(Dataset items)
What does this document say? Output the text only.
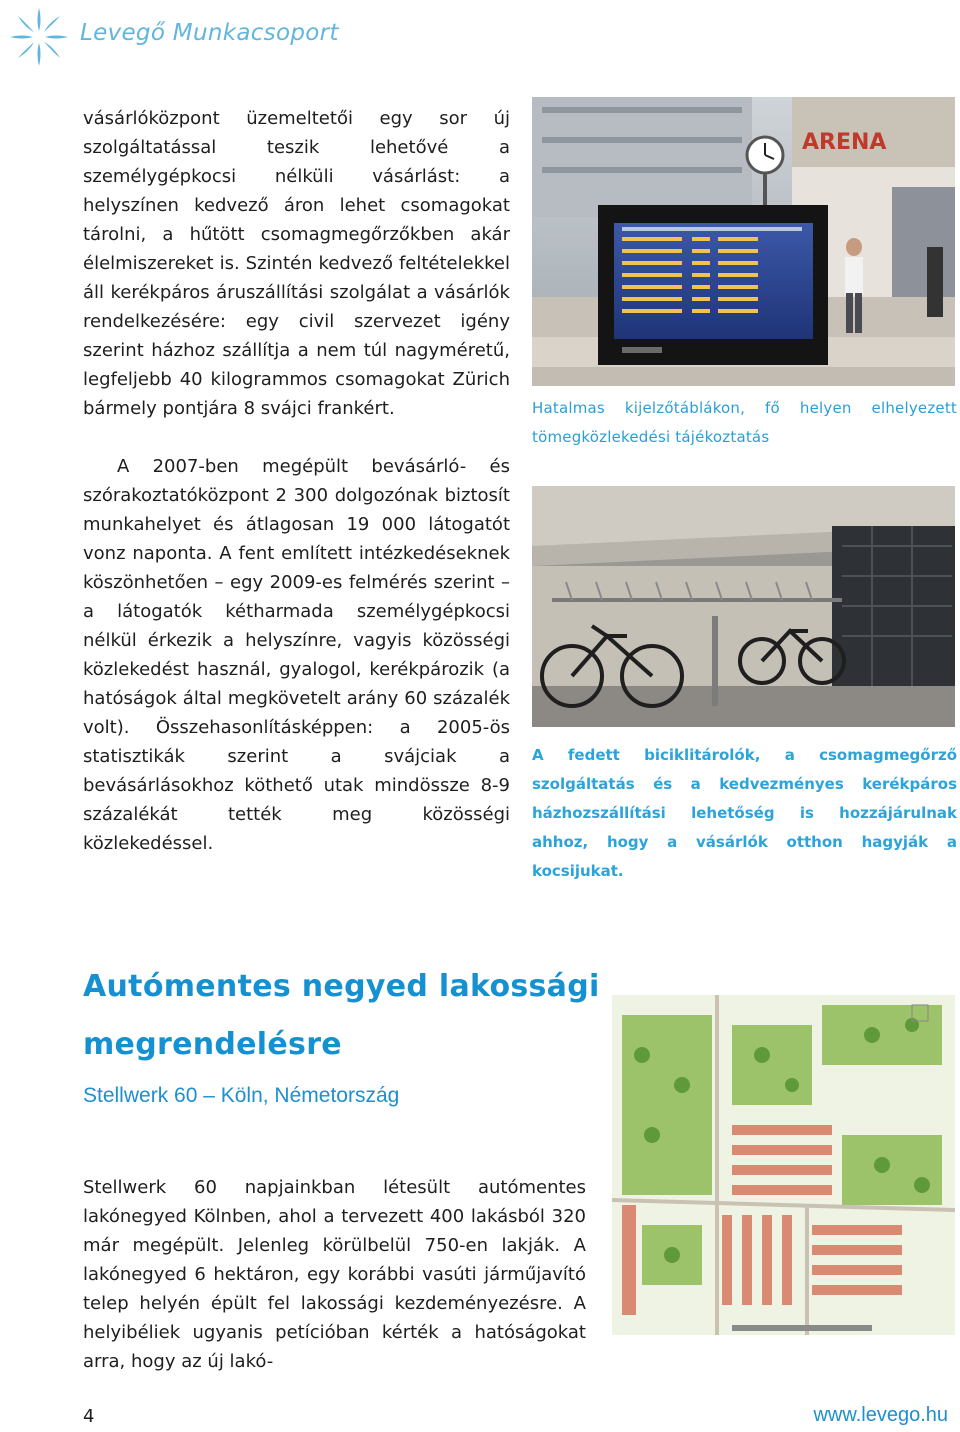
Levegő Munkacsoport
vásárlóközpont üzemeltetői egy sor új szolgáltatással teszik lehetővé a személygépkocsi nélküli vásárlást: a helyszínen kedvező áron lehet csomagokat tárolni, a hűtött csomagmegőrzőkben akár élelmiszereket is. Szintén kedvező feltételekkel áll kerékpáros áruszállítási szolgálat a vásárlók rendelkezésére: egy civil szervezet igény szerint házhoz szállítja a nem túl nagyméretű, legfeljebb 40 kilogrammos csomagokat Zürich bármely pontjára 8 svájci frankért.
A 2007-ben megépült bevásárló- és szórakoztatóközpont 2 300 dolgozónak biztosít munkahelyet és átlagosan 19 000 látogatót vonz naponta. A fent említett intézkedéseknek köszönhetően – egy 2009-es felmérés szerint – a látogatók kétharmada személygépkocsi nélkül érkezik a helyszínre, vagyis közösségi közlekedést használ, gyalogol, kerékpározik (a hatóságok által megkövetelt arány 60 százalék volt). Összehasonlításképpen: a 2005-ös statisztikák szerint a svájciak a bevásárlásokhoz köthető utak mindössze 8-9 százalékát tették meg közösségi közlekedéssel.
ARENA
Hatalmas kijelzőtáblákon, fő helyen elhelyezett tömegközlekedési tájékoztatás
A fedett biciklitárolók, a csomagmegőrző szolgáltatás és a kedvezményes kerékpáros házhozszállítási lehetőség is hozzájárulnak ahhoz, hogy a vásárlók otthon hagyják a kocsijukat.
Autómentes negyed lakossági megrendelésre
Stellwerk 60 – Köln, Németország
Stellwerk 60 napjainkban létesült autómentes lakónegyed Kölnben, ahol a tervezett 400 lakásból 320 már megépült. Jelenleg körülbelül 750-en lakják. A lakónegyed 6 hektáron, egy korábbi vasúti járműjavító telep helyén épült fel lakossági kezdeményezésre. A helyibéliek ugyanis petícióban kérték a hatóságokat arra, hogy az új lakó-
4	www.levego.hu
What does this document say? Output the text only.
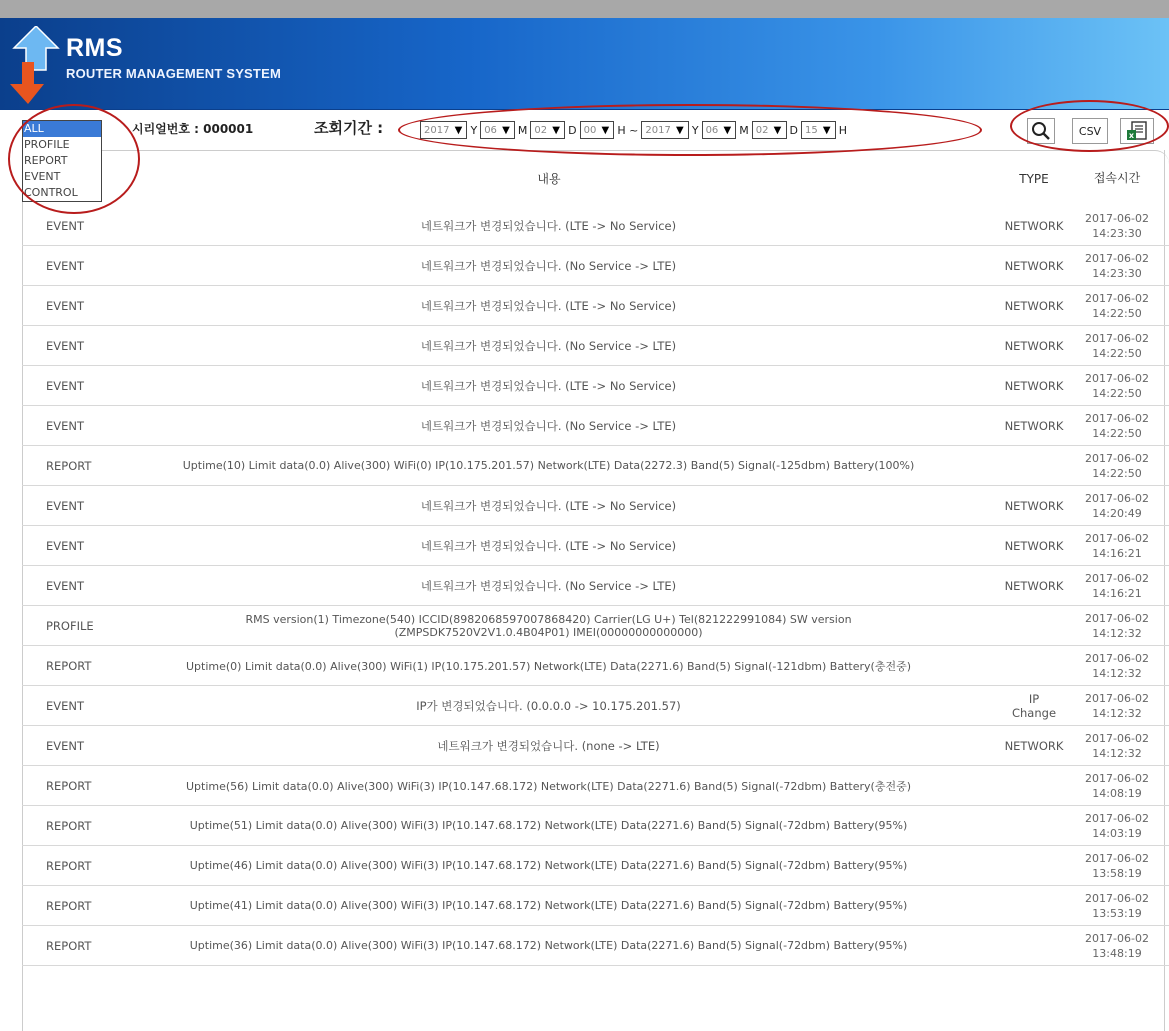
RMS
ROUTER MANAGEMENT SYSTEM
ALL
PROFILE
REPORT
EVENT
CONTROL
시리얼번호 : 000001	조회기간 :	2017 ▼ Y 06 ▼ M 02 ▼ D 00 ▼ H ~ 2017 ▼ Y 06 ▼ M 02 ▼ D 15 ▼ H	CSV	x
내용	TYPE	접속시간
EVENT	네트워크가 변경되었습니다. (LTE -> No Service)	NETWORK
2017-06-02
14:23:30
EVENT	네트워크가 변경되었습니다. (No Service -> LTE)	NETWORK
2017-06-02
14:23:30
EVENT	네트워크가 변경되었습니다. (LTE -> No Service)	NETWORK
2017-06-02
14:22:50
EVENT	네트워크가 변경되었습니다. (No Service -> LTE)	NETWORK
2017-06-02
14:22:50
EVENT	네트워크가 변경되었습니다. (LTE -> No Service)	NETWORK
2017-06-02
14:22:50
EVENT	네트워크가 변경되었습니다. (No Service -> LTE)	NETWORK
2017-06-02
14:22:50
REPORT	Uptime(10) Limit data(0.0) Alive(300) WiFi(0) IP(10.175.201.57) Network(LTE) Data(2272.3) Band(5) Signal(-125dbm) Battery(100%)
2017-06-02
14:22:50
EVENT	네트워크가 변경되었습니다. (LTE -> No Service)	NETWORK
2017-06-02
14:20:49
EVENT	네트워크가 변경되었습니다. (LTE -> No Service)	NETWORK
2017-06-02
14:16:21
EVENT	네트워크가 변경되었습니다. (No Service -> LTE)	NETWORK
2017-06-02
14:16:21
PROFILE	RMS version(1) Timezone(540) ICCID(8982068597007868420) Carrier(LG U+) Tel(821222991084) SW version
(ZMPSDK7520V2V1.0.4B04P01) IMEI(00000000000000)
2017-06-02
14:12:32
REPORT	Uptime(0) Limit data(0.0) Alive(300) WiFi(1) IP(10.175.201.57) Network(LTE) Data(2271.6) Band(5) Signal(-121dbm) Battery(충전중)
2017-06-02
14:12:32
EVENT	IP가 변경되었습니다. (0.0.0.0 -> 10.175.201.57)	IP
Change
2017-06-02
14:12:32
EVENT	네트워크가 변경되었습니다. (none -> LTE)	NETWORK
2017-06-02
14:12:32
REPORT	Uptime(56) Limit data(0.0) Alive(300) WiFi(3) IP(10.147.68.172) Network(LTE) Data(2271.6) Band(5) Signal(-72dbm) Battery(충전중)
2017-06-02
14:08:19
REPORT	Uptime(51) Limit data(0.0) Alive(300) WiFi(3) IP(10.147.68.172) Network(LTE) Data(2271.6) Band(5) Signal(-72dbm) Battery(95%)
2017-06-02
14:03:19
REPORT	Uptime(46) Limit data(0.0) Alive(300) WiFi(3) IP(10.147.68.172) Network(LTE) Data(2271.6) Band(5) Signal(-72dbm) Battery(95%)
2017-06-02
13:58:19
REPORT	Uptime(41) Limit data(0.0) Alive(300) WiFi(3) IP(10.147.68.172) Network(LTE) Data(2271.6) Band(5) Signal(-72dbm) Battery(95%)
2017-06-02
13:53:19
REPORT	Uptime(36) Limit data(0.0) Alive(300) WiFi(3) IP(10.147.68.172) Network(LTE) Data(2271.6) Band(5) Signal(-72dbm) Battery(95%)
2017-06-02
13:48:19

→ Exercise objective: Where a line above holds the string "PROFILE", show that line.

→ Expected answer:
PROFILE
PROFILE	RMS version(1) Timezone(540) ICCID(8982068597007868420) Carrier(LG U+) Tel(821222991084) SW version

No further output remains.